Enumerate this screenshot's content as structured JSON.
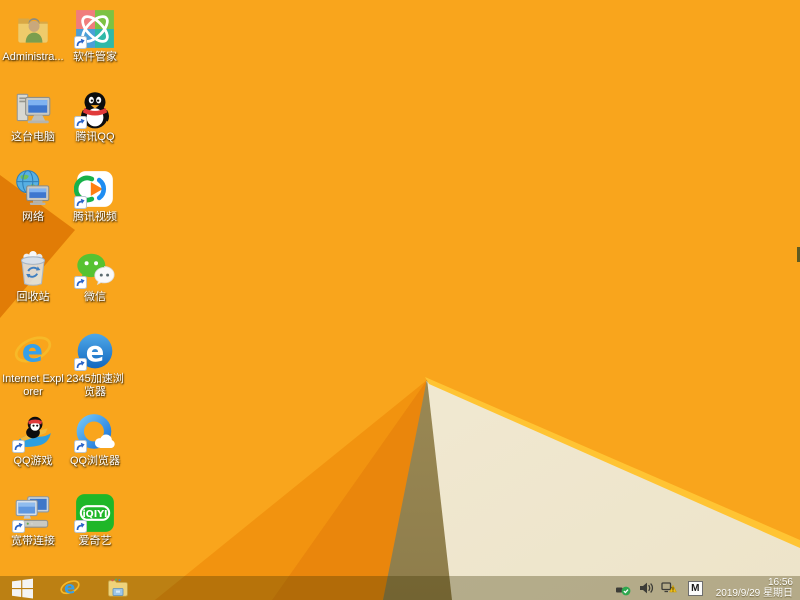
{
  "colors": {
    "wallpaper-base": "#F9A51C",
    "wallpaper-shade1": "#F2930F",
    "wallpaper-shade2": "#EA860C",
    "wallpaper-wedge": "#E17C06",
    "wallpaper-olive-top": "#AE9B63",
    "wallpaper-olive-bottom": "#8E7D4B",
    "wallpaper-cream": "#F5EEDC",
    "wallpaper-cream-deep": "#EDE4C9",
    "wallpaper-gold": "#FFC433",
    "taskbar-tint": "rgba(60,50,0,0.32)",
    "icon-label": "#FFFFFF",
    "tray-text": "#FFFFFF"
  },
  "desktop": {
    "icons": [
      {
        "name": "administrator",
        "label": "Administra..."
      },
      {
        "name": "software-manager",
        "label": "软件管家"
      },
      {
        "name": "this-pc",
        "label": "这台电脑"
      },
      {
        "name": "tencent-qq",
        "label": "腾讯QQ"
      },
      {
        "name": "network",
        "label": "网络"
      },
      {
        "name": "tencent-video",
        "label": "腾讯视频"
      },
      {
        "name": "recycle-bin",
        "label": "回收站"
      },
      {
        "name": "wechat",
        "label": "微信"
      },
      {
        "name": "internet-explorer",
        "label": "Internet Explorer"
      },
      {
        "name": "2345-browser",
        "label": "2345加速浏览器"
      },
      {
        "name": "qq-games",
        "label": "QQ游戏"
      },
      {
        "name": "qq-browser",
        "label": "QQ浏览器"
      },
      {
        "name": "broadband",
        "label": "宽带连接"
      },
      {
        "name": "iqiyi",
        "label": "爱奇艺",
        "logo_text": "iQIYI"
      }
    ]
  },
  "taskbar": {
    "tray": {
      "input_indicator": "M",
      "time": "16:56",
      "date": "2019/9/29 星期日"
    }
  }
}
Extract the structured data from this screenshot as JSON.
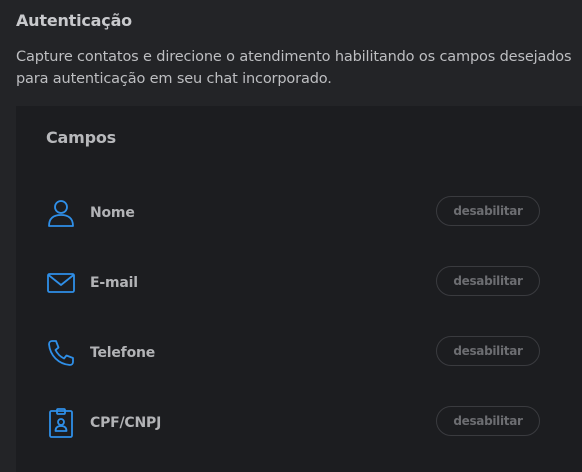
{
  "header": {
    "title": "Autenticação",
    "description": "Capture contatos e direcione o atendimento habilitando os campos desejados para autenticação em seu chat incorporado."
  },
  "fields_panel": {
    "title": "Campos",
    "accent_color": "#2f8fe8",
    "fields": [
      {
        "icon": "user-icon",
        "label": "Nome",
        "button_label": "desabilitar"
      },
      {
        "icon": "envelope-icon",
        "label": "E-mail",
        "button_label": "desabilitar"
      },
      {
        "icon": "phone-icon",
        "label": "Telefone",
        "button_label": "desabilitar"
      },
      {
        "icon": "id-badge-icon",
        "label": "CPF/CNPJ",
        "button_label": "desabilitar"
      }
    ]
  }
}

----------

**What needs to be done**
Quote every line word for word and keep the images out of the copy.

**Solved exercise**
Enumerate this screenshot's content as structured JSON.
{
  "colors": {
    "wallpaper-base": "#F9A51C",
    "wallpaper-shade1": "#F2930F",
    "wallpaper-shade2": "#EA860C",
    "wallpaper-wedge": "#E17C06",
    "wallpaper-olive-top": "#AE9B63",
    "wallpaper-olive-bottom": "#8E7D4B",
    "wallpaper-cream": "#F5EEDC",
    "wallpaper-cream-deep": "#EDE4C9",
    "wallpaper-gold": "#FFC433",
    "taskbar-tint": "rgba(60,50,0,0.32)",
    "icon-label": "#FFFFFF",
    "tray-text": "#FFFFFF"
  },
  "desktop": {
    "icons": [
      {
        "name": "administrator",
        "label": "Administra..."
      },
      {
        "name": "software-manager",
        "label": "软件管家"
      },
      {
        "name": "this-pc",
        "label": "这台电脑"
      },
      {
        "name": "tencent-qq",
        "label": "腾讯QQ"
      },
      {
        "name": "network",
        "label": "网络"
      },
      {
        "name": "tencent-video",
        "label": "腾讯视频"
      },
      {
        "name": "recycle-bin",
        "label": "回收站"
      },
      {
        "name": "wechat",
        "label": "微信"
      },
      {
        "name": "internet-explorer",
        "label": "Internet Explorer"
      },
      {
        "name": "2345-browser",
        "label": "2345加速浏览器"
      },
      {
        "name": "qq-games",
        "label": "QQ游戏"
      },
      {
        "name": "qq-browser",
        "label": "QQ浏览器"
      },
      {
        "name": "broadband",
        "label": "宽带连接"
      },
      {
        "name": "iqiyi",
        "label": "爱奇艺",
        "logo_text": "iQIYI"
      }
    ]
  },
  "taskbar": {
    "tray": {
      "input_indicator": "M",
      "time": "16:56",
      "date": "2019/9/29 星期日"
    }
  }
}
Extract the structured data from this screenshot as JSON.
{
  "header": {
    "title": "Autenticação",
    "description": "Capture contatos e direcione o atendimento habilitando os campos desejados para autenticação em seu chat incorporado."
  },
  "fields_panel": {
    "title": "Campos",
    "accent_color": "#2f8fe8",
    "fields": [
      {
        "icon": "user-icon",
        "label": "Nome",
        "button_label": "desabilitar"
      },
      {
        "icon": "envelope-icon",
        "label": "E-mail",
        "button_label": "desabilitar"
      },
      {
        "icon": "phone-icon",
        "label": "Telefone",
        "button_label": "desabilitar"
      },
      {
        "icon": "id-badge-icon",
        "label": "CPF/CNPJ",
        "button_label": "desabilitar"
      }
    ]
  }
}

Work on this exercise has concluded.